== TASK PROMPT ==
Go through the lines below. Copy those with "odometer".

----- GIVEN DATA -----

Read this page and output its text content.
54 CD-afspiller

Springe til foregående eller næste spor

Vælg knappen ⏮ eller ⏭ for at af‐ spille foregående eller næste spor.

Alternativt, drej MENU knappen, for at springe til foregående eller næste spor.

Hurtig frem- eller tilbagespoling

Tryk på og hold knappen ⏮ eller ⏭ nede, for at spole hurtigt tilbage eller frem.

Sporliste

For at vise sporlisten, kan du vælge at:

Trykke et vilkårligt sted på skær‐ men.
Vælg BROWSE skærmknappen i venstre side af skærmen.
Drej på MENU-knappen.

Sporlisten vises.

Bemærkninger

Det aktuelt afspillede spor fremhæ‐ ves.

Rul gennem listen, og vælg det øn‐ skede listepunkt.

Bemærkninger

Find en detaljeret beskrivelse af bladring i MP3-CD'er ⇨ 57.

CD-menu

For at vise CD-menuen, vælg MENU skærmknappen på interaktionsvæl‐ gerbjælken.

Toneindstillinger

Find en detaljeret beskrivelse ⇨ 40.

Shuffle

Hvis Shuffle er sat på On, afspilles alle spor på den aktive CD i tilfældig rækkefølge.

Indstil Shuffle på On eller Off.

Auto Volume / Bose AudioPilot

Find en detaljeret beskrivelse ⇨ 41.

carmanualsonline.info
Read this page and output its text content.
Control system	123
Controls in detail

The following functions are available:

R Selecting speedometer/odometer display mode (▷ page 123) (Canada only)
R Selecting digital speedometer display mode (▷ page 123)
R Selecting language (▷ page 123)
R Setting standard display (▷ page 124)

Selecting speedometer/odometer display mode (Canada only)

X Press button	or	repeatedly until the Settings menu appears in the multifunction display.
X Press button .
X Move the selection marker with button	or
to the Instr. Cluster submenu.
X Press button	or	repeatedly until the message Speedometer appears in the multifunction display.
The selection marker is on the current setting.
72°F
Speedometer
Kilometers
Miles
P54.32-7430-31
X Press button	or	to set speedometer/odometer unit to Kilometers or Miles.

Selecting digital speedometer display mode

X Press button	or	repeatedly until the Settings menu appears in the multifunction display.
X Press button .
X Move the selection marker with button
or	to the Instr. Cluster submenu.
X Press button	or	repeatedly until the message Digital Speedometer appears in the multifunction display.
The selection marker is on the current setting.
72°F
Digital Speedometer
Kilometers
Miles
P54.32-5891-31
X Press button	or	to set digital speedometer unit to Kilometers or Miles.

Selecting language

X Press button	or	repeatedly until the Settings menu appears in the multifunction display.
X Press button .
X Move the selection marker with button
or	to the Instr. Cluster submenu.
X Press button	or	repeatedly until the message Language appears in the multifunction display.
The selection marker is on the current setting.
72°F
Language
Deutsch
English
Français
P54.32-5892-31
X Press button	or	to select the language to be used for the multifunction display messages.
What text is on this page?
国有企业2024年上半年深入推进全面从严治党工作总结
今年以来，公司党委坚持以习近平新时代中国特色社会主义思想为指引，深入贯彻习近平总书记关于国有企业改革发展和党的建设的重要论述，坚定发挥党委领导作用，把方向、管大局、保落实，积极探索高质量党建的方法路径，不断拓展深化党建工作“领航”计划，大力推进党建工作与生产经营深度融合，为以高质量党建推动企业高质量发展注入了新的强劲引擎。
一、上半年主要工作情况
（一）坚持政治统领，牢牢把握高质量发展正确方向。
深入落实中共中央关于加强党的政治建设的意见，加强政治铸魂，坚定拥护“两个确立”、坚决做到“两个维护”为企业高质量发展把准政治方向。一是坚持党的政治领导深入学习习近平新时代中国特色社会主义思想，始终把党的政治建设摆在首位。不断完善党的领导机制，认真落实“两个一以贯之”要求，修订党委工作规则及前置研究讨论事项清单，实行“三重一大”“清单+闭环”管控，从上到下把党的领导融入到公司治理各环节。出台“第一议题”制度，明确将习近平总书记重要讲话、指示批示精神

-----

== SOLUTION TO THE PROBLEM ==
R Selecting speedometer/odometer display mode (▷ page 123) (Canada only)
Selecting speedometer/odometer display mode (Canada only)
X Press button	or	to set speedometer/odometer unit to Kilometers or Miles.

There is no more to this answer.